_Material for this exercise_
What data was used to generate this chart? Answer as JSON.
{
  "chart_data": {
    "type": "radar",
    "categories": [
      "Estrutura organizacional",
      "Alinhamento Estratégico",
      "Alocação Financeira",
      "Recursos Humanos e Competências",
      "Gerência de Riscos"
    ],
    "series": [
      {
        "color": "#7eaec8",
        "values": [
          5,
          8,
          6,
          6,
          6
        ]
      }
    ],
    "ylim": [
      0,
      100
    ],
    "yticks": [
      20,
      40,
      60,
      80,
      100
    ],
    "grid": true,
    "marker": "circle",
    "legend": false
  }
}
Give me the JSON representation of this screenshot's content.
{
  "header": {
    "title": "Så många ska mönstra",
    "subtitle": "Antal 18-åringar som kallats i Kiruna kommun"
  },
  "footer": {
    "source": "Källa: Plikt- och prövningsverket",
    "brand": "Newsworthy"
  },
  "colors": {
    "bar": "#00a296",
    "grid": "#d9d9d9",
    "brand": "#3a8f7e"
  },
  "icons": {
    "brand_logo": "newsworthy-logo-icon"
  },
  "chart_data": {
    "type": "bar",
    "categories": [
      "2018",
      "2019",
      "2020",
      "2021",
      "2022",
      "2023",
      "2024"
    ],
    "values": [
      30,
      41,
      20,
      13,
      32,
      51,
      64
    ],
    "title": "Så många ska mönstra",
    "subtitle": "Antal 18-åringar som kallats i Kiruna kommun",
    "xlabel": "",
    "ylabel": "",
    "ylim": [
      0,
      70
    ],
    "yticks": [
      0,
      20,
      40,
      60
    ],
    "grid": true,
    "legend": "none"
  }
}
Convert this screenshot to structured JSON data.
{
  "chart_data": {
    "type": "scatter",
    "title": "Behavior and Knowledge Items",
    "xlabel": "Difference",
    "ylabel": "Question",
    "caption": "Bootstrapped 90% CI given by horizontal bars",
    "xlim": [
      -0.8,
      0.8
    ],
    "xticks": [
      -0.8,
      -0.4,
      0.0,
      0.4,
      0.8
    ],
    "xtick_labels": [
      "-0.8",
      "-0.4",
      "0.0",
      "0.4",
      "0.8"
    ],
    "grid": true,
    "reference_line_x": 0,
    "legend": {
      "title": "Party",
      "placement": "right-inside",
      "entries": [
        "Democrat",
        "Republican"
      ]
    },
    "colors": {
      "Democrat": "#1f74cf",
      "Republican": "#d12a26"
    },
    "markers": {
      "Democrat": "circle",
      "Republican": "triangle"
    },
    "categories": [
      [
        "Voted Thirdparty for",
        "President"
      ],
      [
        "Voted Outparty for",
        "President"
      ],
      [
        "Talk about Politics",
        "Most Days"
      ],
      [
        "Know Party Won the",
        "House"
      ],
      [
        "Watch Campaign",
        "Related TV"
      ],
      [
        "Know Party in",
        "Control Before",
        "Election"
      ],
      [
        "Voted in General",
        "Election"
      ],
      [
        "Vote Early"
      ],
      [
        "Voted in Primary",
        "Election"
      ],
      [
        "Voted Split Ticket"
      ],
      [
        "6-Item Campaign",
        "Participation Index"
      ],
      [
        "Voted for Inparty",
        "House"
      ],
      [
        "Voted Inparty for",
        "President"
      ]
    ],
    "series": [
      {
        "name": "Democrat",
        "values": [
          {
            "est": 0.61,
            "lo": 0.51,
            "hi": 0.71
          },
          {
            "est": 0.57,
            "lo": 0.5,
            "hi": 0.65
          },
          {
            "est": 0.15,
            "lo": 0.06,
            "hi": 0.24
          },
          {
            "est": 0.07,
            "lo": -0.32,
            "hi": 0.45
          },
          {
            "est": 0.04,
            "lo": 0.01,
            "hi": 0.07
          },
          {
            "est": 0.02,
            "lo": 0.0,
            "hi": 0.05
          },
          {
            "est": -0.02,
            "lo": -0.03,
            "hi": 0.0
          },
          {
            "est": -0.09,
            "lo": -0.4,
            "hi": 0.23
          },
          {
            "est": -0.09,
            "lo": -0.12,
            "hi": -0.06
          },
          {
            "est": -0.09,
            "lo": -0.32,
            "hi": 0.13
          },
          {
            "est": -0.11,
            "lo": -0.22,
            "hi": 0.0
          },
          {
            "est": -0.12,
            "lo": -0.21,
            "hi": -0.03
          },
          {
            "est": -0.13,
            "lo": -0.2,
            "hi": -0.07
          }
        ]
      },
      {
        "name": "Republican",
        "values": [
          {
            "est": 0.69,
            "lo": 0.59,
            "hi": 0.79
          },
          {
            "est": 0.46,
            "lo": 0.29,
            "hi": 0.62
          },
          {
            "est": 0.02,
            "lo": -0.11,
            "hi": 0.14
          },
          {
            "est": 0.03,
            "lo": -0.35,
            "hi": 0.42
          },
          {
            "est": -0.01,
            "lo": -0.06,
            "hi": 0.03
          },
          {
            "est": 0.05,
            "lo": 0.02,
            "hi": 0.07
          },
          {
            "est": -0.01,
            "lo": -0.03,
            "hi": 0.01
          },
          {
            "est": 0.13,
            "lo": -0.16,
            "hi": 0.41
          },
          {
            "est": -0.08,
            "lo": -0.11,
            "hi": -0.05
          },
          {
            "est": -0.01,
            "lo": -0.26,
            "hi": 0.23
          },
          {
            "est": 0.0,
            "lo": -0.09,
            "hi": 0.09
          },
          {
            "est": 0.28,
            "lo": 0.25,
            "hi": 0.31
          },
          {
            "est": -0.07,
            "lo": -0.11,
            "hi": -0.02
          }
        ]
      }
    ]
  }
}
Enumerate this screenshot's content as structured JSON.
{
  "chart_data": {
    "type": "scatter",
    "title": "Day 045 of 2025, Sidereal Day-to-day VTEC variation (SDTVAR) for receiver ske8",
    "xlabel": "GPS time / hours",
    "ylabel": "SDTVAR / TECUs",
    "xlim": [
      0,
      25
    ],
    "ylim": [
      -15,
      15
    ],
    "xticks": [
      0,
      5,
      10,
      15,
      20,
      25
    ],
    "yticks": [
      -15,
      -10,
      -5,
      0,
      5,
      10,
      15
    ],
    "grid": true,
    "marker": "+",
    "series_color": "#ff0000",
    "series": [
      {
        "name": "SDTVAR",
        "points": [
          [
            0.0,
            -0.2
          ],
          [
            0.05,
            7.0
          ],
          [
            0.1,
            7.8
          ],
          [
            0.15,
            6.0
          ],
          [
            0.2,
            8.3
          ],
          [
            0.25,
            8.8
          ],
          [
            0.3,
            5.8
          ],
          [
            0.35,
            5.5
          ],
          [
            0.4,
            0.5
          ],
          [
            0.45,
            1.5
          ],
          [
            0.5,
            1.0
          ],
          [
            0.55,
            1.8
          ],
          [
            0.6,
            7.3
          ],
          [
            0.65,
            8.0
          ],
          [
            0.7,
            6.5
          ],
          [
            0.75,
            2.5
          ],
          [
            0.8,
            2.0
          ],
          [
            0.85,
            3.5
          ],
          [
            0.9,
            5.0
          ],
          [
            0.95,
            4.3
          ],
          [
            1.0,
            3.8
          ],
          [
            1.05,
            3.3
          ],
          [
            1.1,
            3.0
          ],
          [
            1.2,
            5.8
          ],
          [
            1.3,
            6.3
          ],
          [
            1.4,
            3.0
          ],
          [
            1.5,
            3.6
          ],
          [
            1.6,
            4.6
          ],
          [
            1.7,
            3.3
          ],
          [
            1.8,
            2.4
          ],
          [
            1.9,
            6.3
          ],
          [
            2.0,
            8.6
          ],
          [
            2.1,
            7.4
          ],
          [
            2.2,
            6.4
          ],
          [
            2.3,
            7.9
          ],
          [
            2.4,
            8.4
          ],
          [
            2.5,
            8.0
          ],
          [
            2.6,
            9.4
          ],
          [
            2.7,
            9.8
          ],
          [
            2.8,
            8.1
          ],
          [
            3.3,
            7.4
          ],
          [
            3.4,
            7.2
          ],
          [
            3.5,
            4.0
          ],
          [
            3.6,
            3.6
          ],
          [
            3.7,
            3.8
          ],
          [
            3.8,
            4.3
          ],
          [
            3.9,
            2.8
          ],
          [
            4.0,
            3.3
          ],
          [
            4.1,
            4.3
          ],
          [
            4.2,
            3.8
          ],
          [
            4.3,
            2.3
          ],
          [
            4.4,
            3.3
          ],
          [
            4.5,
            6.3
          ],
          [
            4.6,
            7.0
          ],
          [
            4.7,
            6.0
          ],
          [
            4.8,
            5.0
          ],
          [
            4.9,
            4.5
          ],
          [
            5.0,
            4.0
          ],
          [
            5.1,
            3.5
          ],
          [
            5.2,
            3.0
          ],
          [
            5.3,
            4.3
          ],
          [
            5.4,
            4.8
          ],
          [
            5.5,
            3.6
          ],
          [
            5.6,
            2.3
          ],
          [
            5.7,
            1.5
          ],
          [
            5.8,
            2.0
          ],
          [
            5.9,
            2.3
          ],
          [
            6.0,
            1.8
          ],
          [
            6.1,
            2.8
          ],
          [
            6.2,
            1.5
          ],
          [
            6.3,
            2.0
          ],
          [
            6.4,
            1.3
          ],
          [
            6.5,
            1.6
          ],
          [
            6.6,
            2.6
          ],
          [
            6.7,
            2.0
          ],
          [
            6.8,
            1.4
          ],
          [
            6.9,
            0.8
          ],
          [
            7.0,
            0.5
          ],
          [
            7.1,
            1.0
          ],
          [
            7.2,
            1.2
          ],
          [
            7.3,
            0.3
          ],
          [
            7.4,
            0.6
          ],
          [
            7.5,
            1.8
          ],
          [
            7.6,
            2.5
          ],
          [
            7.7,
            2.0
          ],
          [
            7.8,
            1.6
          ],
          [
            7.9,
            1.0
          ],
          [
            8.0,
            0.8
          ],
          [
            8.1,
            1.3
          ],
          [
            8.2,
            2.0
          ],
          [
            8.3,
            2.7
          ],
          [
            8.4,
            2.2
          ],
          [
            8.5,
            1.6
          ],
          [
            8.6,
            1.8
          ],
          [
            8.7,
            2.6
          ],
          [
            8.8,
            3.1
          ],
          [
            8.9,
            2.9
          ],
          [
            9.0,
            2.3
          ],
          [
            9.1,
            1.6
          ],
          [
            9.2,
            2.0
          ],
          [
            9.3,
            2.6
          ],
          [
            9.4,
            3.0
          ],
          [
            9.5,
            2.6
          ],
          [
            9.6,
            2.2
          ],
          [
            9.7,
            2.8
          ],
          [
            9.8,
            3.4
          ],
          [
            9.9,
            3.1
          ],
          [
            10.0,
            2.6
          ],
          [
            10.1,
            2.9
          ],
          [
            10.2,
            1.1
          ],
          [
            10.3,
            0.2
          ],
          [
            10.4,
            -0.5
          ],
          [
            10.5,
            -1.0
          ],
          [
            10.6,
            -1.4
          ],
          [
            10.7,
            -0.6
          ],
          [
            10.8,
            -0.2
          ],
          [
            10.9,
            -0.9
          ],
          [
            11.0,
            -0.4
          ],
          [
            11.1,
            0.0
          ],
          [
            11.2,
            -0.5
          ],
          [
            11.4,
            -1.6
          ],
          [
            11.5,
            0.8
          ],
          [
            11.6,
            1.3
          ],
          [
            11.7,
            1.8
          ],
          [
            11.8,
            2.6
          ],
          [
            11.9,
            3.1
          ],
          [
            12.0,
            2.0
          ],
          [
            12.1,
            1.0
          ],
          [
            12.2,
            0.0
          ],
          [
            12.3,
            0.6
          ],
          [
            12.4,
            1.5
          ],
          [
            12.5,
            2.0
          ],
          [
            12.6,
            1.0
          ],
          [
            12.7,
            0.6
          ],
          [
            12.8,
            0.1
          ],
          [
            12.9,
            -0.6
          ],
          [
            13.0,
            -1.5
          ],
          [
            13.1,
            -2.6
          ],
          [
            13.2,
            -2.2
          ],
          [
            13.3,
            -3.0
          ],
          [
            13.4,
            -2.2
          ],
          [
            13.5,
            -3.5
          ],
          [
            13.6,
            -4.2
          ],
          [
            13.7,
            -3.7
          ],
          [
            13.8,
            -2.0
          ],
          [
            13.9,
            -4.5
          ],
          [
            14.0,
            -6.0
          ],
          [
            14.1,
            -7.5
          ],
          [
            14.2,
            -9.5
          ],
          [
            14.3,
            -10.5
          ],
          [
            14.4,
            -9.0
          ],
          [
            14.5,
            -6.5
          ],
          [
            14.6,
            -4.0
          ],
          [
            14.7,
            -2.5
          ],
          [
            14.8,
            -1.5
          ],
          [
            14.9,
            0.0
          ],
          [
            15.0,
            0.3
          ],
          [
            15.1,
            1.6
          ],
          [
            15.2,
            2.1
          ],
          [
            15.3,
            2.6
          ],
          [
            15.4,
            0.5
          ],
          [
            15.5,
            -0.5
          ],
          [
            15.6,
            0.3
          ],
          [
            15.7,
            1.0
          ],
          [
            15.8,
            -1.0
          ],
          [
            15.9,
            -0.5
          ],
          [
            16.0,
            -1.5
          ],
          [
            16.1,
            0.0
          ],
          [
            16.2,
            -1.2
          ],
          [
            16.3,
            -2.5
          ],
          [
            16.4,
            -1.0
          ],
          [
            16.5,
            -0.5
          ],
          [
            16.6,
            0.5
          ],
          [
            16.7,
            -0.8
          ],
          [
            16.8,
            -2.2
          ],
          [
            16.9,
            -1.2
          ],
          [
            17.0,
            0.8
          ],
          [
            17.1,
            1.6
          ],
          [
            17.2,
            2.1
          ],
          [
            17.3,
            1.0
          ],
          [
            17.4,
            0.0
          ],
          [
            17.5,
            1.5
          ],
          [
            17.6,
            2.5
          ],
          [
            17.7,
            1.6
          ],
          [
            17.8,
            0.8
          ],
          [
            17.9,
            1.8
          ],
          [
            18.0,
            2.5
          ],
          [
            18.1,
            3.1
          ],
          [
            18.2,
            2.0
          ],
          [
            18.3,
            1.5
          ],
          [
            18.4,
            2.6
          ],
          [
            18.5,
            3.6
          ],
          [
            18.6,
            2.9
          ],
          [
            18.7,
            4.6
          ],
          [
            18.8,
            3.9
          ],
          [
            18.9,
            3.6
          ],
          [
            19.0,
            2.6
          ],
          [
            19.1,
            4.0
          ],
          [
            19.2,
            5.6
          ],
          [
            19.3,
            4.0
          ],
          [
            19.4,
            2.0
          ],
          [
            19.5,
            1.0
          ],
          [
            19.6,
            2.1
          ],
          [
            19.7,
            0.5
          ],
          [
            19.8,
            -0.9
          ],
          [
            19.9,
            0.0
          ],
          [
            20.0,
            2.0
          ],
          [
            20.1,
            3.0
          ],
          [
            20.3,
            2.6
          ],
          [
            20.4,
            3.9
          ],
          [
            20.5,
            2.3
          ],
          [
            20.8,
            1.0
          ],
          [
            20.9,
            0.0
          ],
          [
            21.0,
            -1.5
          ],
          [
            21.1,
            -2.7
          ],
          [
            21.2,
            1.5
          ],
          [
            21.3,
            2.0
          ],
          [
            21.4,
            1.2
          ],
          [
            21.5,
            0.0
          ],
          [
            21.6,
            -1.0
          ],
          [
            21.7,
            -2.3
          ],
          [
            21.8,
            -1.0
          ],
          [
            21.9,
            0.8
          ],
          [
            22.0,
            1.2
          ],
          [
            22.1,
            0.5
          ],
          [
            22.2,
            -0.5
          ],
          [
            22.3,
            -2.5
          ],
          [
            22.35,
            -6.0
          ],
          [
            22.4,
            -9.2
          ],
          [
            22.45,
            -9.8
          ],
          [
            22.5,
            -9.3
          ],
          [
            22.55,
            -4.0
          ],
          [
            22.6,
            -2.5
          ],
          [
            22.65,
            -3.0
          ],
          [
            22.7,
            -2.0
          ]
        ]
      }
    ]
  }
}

_Problem description_
Return every line above in which the string "xlabel" occurs.

_Correct result_
    "xlabel": "",
    "xlabel": "Difference",
    "xlabel": "GPS time / hours",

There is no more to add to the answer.